Task: Every line below that mentions the word "page" should be copied out.

Provided records:
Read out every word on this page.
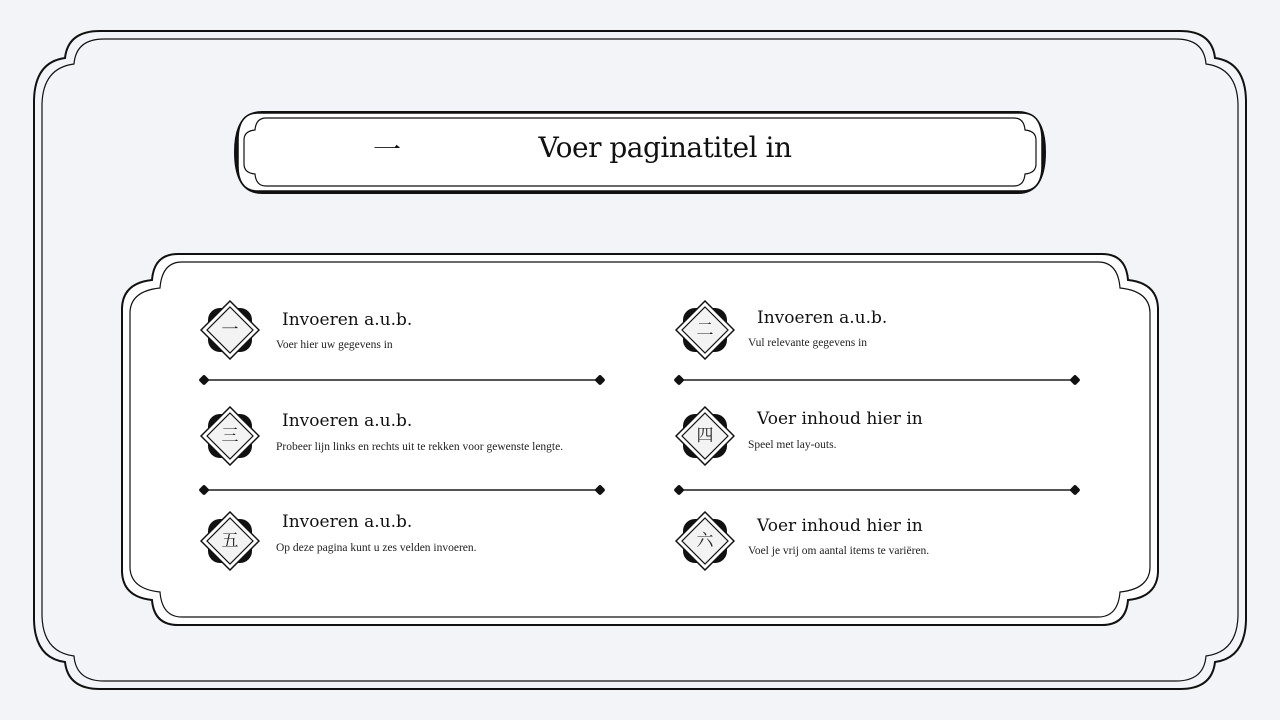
一	Voer paginatitel in
一	Invoeren a.u.b.
Voer hier uw gegevens in
二
Invoeren a.u.b.
Vul relevante gegevens in
三
Invoeren a.u.b.
Probeer lijn links en rechts uit te rekken voor gewenste lengte.
四
Voer inhoud hier in
Speel met lay-outs.
五
Invoeren a.u.b.
Op deze pagina kunt u zes velden invoeren.	六
Voer inhoud hier in
Voel je vrij om aantal items te variëren.
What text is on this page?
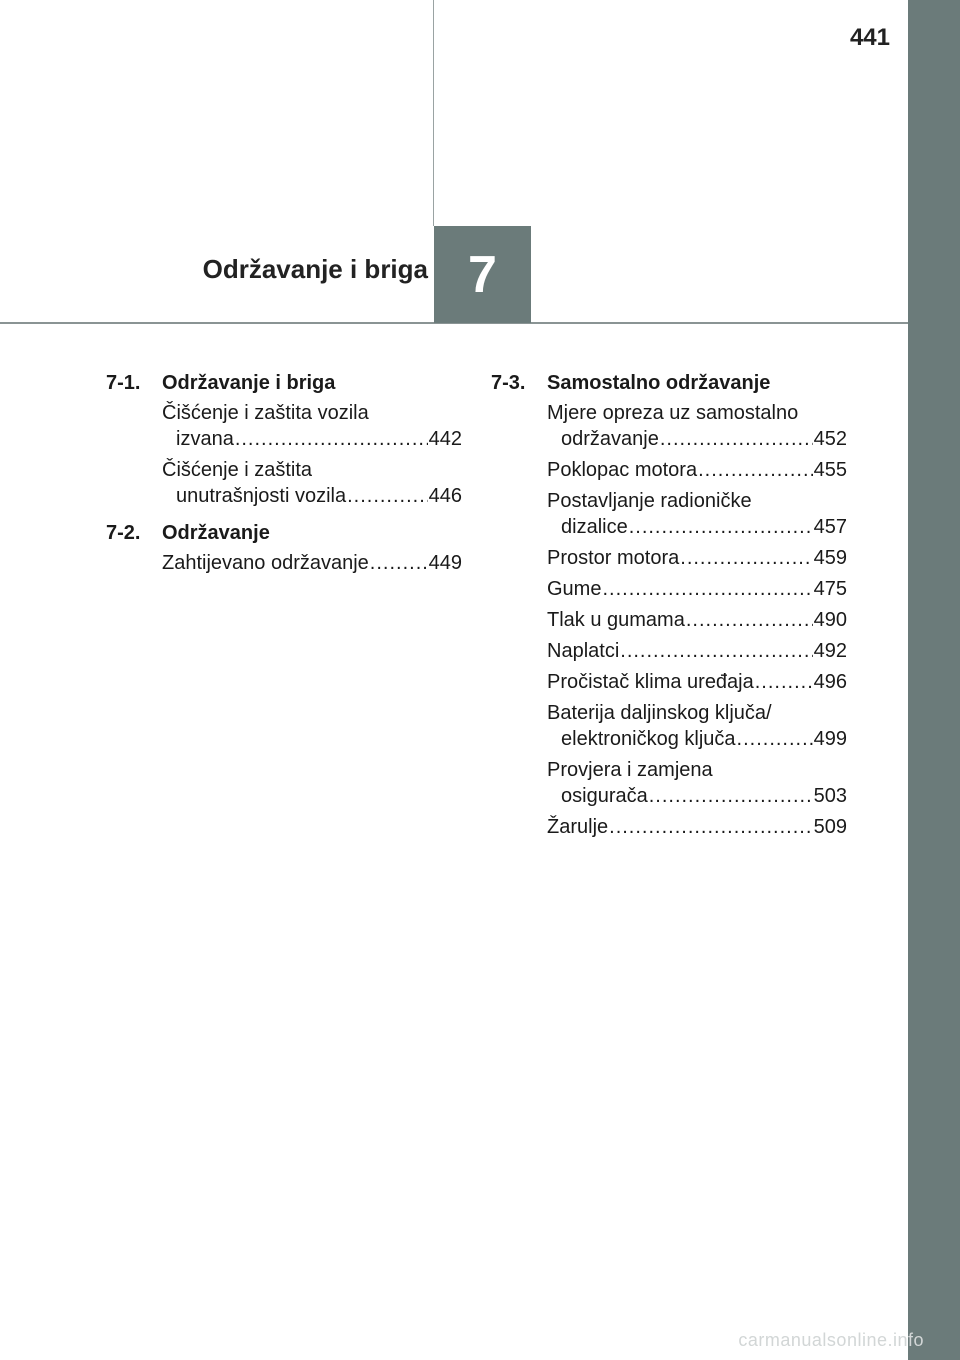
441
Održavanje i briga 7
7-1.	Održavanje i briga
Čišćenje i zaštita vozila
izvana .....	442
Čišćenje i zaštita
unutrašnjosti vozila .....	446
7-2.	Održavanje
Zahtijevano održavanje .....	449
7-3.	Samostalno održavanje
Mjere opreza uz samostalno
održavanje .....	452
Poklopac motora .....	455
Postavljanje radioničke
dizalice .....	457
Prostor motora .....	459
Gume .....	475
Tlak u gumama .....	490
Naplatci .....	492
Pročistač klima uređaja .....	496
Baterija daljinskog ključa/
elektroničkog ključa .....	499
Provjera i zamjena
osigurača .....	503
Žarulje .....	509
carmanualsonline.info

Output of the exercise:
Read out every word on this page.
What text is on this page?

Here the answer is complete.